Goal of the exercise: Tell how many lines include the string "تعمیرات". Answer with a single number.

Provided information:

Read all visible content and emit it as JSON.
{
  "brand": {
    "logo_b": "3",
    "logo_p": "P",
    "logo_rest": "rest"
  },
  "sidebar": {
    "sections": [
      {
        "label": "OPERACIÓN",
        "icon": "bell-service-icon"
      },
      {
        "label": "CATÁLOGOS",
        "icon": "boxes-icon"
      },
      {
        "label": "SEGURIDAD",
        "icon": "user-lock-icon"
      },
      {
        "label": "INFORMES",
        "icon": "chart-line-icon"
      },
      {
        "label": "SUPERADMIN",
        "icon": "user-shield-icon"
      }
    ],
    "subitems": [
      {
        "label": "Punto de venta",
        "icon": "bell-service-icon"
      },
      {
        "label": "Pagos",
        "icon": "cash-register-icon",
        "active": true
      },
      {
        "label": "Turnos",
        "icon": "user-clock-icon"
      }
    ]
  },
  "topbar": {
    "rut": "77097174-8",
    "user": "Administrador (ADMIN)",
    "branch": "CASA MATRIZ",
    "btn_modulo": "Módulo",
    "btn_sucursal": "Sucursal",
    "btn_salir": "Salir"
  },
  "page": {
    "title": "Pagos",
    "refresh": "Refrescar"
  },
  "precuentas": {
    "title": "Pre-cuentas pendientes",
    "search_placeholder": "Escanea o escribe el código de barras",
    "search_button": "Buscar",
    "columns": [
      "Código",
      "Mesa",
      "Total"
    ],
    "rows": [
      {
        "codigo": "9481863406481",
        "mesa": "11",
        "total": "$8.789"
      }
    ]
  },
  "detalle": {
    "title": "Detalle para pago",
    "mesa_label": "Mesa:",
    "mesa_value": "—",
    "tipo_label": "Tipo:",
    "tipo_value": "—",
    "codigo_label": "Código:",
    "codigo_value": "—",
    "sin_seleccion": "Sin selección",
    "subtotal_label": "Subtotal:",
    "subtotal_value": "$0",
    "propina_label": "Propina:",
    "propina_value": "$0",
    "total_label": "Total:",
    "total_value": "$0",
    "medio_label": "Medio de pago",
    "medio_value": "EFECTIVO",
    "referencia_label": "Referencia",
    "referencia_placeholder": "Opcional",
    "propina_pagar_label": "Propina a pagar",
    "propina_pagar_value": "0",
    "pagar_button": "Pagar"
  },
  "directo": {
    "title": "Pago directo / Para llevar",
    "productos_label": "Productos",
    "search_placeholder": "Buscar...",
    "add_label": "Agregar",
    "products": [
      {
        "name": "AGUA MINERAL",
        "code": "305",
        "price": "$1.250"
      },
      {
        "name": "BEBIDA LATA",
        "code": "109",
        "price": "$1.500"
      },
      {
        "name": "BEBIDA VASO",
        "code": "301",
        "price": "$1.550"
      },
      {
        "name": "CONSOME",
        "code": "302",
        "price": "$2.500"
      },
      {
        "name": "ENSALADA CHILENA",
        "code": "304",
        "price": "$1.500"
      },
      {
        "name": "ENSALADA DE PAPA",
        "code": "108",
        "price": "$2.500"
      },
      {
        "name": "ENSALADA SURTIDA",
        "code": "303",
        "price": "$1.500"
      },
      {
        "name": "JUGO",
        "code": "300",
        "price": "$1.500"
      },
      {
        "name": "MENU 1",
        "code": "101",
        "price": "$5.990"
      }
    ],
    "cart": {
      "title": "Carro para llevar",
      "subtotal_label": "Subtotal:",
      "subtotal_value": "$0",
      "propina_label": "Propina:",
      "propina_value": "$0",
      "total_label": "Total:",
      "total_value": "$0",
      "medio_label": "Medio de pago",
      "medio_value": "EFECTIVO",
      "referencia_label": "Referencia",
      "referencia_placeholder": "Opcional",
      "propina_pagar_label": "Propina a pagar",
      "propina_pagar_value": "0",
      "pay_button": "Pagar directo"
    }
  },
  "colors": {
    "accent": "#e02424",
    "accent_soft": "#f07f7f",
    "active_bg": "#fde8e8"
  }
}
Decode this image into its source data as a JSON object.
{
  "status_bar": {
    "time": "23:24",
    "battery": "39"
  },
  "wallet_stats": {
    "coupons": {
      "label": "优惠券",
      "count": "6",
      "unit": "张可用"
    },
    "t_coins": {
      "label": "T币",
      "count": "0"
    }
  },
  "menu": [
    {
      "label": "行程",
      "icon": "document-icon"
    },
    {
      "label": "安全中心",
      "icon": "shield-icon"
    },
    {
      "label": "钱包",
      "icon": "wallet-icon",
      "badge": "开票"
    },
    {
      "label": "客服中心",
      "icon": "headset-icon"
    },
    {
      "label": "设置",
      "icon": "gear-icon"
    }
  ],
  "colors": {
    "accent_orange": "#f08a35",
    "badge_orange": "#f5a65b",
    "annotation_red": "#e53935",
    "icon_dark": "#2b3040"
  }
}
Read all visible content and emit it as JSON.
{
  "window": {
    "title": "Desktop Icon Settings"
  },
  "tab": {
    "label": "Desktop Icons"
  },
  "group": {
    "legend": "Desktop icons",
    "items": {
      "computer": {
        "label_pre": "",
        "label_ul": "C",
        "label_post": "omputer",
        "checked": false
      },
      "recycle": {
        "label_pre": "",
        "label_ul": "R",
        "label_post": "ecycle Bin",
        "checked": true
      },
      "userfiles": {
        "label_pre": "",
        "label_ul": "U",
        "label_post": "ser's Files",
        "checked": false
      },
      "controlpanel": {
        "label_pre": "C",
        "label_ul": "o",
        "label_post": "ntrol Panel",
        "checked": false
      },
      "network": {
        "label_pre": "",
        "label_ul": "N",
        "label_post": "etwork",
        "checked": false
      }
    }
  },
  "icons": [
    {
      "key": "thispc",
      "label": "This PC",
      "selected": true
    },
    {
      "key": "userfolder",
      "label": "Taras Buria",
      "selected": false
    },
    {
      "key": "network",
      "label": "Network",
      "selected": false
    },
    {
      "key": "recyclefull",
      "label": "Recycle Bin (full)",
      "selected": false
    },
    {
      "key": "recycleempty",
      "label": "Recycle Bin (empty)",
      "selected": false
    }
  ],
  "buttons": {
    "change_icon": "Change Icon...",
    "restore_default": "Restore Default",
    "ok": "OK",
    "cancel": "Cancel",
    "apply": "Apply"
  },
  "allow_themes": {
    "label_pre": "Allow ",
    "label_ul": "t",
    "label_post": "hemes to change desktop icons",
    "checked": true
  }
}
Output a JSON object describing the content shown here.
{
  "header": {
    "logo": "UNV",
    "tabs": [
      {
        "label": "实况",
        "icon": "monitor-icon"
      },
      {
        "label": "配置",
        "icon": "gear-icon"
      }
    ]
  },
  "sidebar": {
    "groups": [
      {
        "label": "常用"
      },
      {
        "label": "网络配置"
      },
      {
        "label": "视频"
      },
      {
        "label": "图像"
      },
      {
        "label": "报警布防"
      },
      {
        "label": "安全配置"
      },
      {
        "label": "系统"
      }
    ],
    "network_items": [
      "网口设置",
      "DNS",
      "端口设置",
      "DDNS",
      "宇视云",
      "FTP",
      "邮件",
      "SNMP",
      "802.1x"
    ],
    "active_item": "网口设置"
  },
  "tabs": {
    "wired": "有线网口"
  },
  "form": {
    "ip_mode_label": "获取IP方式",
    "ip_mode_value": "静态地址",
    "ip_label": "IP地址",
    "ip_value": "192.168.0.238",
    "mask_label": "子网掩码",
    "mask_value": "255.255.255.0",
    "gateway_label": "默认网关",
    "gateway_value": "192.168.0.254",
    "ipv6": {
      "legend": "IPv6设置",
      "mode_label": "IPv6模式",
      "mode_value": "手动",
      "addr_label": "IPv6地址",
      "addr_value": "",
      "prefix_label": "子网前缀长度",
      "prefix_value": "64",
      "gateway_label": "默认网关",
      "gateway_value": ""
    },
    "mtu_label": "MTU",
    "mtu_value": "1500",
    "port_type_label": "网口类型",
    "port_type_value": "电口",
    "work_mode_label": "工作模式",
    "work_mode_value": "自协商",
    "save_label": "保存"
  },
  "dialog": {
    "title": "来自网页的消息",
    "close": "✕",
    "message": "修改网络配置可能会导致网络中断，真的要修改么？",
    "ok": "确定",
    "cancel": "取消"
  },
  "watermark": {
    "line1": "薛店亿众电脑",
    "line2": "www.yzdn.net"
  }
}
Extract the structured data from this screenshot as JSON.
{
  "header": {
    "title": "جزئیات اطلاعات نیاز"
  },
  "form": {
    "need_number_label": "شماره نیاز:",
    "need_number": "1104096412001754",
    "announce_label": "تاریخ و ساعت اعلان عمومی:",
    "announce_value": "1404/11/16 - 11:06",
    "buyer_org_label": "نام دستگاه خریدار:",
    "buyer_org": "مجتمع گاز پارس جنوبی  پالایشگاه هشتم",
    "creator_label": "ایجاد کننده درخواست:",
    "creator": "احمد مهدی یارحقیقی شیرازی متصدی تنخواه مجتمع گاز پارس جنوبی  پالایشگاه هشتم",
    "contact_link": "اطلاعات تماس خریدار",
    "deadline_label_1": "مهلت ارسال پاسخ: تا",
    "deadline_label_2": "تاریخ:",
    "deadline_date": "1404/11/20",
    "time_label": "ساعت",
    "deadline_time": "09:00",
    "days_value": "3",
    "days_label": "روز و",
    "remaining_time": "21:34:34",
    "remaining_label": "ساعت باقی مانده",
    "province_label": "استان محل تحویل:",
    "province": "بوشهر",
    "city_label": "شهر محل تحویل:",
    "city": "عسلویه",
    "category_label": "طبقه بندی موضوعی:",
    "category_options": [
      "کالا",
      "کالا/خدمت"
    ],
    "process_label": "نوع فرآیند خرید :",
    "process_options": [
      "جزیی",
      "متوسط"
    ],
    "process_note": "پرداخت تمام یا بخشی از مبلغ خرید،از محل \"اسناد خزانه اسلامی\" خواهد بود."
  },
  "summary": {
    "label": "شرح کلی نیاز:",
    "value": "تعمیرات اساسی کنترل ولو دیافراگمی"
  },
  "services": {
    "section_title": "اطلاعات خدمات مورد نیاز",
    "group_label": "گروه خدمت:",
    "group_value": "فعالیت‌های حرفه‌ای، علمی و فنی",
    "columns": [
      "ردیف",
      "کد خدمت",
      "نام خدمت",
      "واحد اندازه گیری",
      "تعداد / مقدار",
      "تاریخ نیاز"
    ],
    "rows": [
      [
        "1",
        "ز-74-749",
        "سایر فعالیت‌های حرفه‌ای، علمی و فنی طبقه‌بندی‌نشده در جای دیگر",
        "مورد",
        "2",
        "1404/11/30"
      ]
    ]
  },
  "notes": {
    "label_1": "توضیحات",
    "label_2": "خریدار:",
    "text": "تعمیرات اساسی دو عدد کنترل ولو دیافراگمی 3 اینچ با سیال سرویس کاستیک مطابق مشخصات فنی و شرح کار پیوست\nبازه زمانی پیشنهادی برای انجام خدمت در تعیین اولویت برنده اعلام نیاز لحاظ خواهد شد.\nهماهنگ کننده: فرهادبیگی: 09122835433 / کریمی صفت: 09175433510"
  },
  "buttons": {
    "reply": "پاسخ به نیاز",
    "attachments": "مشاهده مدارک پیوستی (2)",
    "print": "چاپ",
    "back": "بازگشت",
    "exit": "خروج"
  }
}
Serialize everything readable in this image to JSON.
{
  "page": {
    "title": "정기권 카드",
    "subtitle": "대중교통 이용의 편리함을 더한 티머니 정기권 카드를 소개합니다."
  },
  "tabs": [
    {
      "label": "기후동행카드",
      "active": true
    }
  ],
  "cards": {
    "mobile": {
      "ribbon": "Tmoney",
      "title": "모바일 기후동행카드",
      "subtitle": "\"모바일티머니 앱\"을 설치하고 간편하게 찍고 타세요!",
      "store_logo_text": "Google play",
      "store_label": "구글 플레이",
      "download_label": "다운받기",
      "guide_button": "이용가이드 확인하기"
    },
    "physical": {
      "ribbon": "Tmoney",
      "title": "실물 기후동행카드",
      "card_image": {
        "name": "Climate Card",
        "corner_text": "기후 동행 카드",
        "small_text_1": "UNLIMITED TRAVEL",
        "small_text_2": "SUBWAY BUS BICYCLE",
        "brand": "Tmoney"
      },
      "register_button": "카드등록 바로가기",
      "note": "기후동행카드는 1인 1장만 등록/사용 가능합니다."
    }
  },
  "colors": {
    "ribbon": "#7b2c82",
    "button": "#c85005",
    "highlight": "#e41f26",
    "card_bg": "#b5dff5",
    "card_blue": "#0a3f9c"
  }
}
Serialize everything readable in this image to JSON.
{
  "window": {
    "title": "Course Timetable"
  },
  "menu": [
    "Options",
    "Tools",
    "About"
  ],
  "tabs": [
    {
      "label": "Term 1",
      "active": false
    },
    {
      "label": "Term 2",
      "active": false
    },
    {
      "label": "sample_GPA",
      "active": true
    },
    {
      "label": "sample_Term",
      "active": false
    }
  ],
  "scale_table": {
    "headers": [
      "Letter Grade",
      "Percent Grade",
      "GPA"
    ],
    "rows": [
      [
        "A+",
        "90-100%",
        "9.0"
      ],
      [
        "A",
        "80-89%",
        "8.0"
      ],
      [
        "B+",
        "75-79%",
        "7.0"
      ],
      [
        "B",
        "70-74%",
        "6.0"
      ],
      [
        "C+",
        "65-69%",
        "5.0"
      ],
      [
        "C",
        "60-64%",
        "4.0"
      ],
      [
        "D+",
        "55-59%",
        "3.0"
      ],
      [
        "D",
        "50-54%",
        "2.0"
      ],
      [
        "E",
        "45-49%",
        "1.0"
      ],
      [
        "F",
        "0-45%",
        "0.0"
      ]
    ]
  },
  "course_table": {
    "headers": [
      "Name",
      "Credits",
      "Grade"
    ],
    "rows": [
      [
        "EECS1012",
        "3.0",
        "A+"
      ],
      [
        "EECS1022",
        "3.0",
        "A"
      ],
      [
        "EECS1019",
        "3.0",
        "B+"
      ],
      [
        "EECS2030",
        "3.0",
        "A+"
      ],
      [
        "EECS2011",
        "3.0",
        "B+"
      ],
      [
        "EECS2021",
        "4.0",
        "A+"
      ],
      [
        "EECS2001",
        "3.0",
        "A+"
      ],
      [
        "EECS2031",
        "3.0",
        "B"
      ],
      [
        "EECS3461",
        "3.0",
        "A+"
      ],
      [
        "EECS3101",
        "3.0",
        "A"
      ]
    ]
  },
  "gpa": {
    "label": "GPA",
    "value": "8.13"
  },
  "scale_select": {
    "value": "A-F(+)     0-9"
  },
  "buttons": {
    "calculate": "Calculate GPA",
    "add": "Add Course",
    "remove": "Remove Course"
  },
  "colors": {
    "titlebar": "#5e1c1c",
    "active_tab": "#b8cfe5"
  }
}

Output below: 2